[Collected data entries]
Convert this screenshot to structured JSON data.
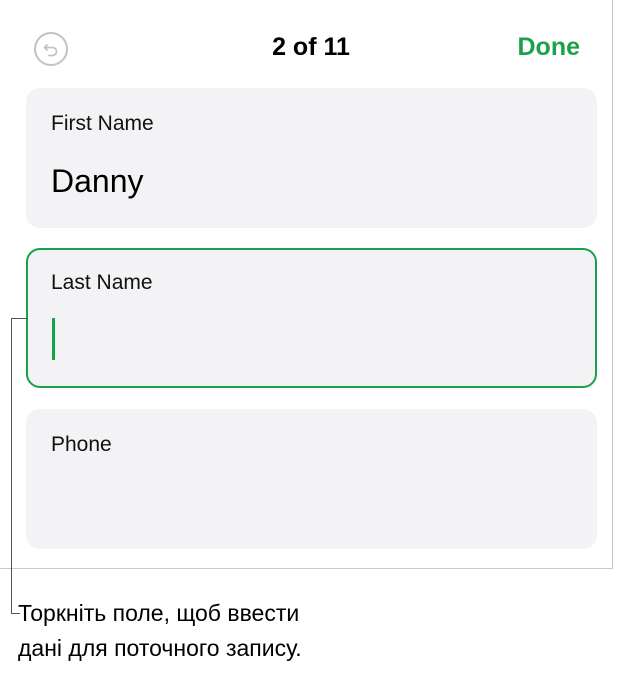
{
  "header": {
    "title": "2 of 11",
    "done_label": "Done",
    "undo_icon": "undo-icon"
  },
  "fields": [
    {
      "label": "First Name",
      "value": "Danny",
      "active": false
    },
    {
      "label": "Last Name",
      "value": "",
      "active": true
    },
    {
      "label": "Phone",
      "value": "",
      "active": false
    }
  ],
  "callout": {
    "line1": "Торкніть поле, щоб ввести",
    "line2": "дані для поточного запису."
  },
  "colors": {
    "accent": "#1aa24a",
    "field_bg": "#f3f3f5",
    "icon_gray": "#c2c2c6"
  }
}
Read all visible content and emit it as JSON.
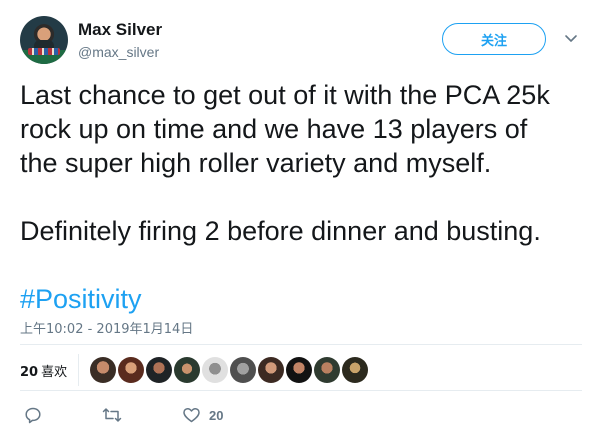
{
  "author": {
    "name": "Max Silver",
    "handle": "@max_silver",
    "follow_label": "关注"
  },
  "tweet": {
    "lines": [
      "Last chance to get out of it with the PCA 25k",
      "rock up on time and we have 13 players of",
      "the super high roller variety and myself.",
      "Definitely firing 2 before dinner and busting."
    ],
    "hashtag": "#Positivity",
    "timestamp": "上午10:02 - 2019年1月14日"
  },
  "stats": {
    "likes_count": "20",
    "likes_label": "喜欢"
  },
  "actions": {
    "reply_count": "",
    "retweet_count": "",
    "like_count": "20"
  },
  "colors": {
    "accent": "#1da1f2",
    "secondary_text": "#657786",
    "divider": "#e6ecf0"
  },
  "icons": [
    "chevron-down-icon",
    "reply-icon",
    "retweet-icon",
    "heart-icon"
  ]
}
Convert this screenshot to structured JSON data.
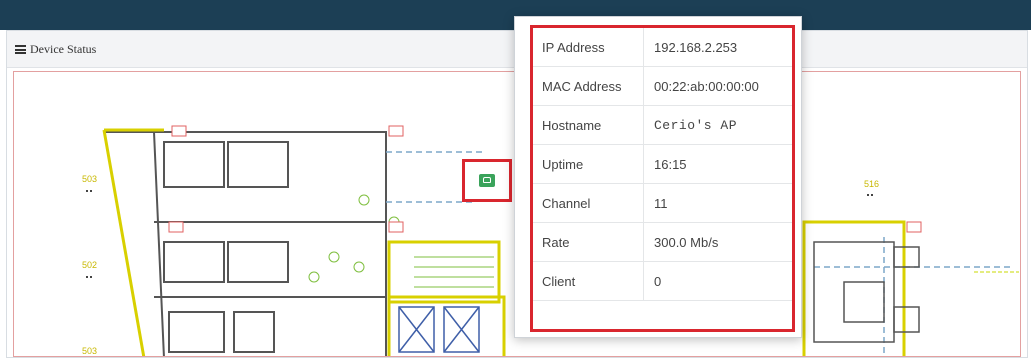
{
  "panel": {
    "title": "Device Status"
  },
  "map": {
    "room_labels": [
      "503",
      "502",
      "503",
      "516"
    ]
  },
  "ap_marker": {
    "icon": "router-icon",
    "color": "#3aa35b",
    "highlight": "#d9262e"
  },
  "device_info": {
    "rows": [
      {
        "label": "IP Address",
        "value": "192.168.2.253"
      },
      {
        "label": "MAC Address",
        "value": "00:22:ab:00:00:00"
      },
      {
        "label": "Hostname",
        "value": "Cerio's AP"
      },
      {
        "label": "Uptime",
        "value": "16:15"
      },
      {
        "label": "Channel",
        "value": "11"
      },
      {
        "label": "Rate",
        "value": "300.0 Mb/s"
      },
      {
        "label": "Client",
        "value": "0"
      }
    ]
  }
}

◆ What is required
Retype the lines exactly as they appear, beginning with the line that contains "Read all visible content and emit it as JSON." and ending with the final line of the entries, and omit the pictures.

◆ Written reply
Read all visible content and emit it as JSON.
{
  "author": {
    "name": "Max Silver",
    "handle": "@max_silver",
    "follow_label": "关注"
  },
  "tweet": {
    "lines": [
      "Last chance to get out of it with the PCA 25k",
      "rock up on time and we have 13 players of",
      "the super high roller variety and myself.",
      "Definitely firing 2 before dinner and busting."
    ],
    "hashtag": "#Positivity",
    "timestamp": "上午10:02 - 2019年1月14日"
  },
  "stats": {
    "likes_count": "20",
    "likes_label": "喜欢"
  },
  "actions": {
    "reply_count": "",
    "retweet_count": "",
    "like_count": "20"
  },
  "colors": {
    "accent": "#1da1f2",
    "secondary_text": "#657786",
    "divider": "#e6ecf0"
  },
  "icons": [
    "chevron-down-icon",
    "reply-icon",
    "retweet-icon",
    "heart-icon"
  ]
}
Convert this screenshot to structured JSON data.
{
  "panel": {
    "title": "Device Status"
  },
  "map": {
    "room_labels": [
      "503",
      "502",
      "503",
      "516"
    ]
  },
  "ap_marker": {
    "icon": "router-icon",
    "color": "#3aa35b",
    "highlight": "#d9262e"
  },
  "device_info": {
    "rows": [
      {
        "label": "IP Address",
        "value": "192.168.2.253"
      },
      {
        "label": "MAC Address",
        "value": "00:22:ab:00:00:00"
      },
      {
        "label": "Hostname",
        "value": "Cerio's AP"
      },
      {
        "label": "Uptime",
        "value": "16:15"
      },
      {
        "label": "Channel",
        "value": "11"
      },
      {
        "label": "Rate",
        "value": "300.0 Mb/s"
      },
      {
        "label": "Client",
        "value": "0"
      }
    ]
  }
}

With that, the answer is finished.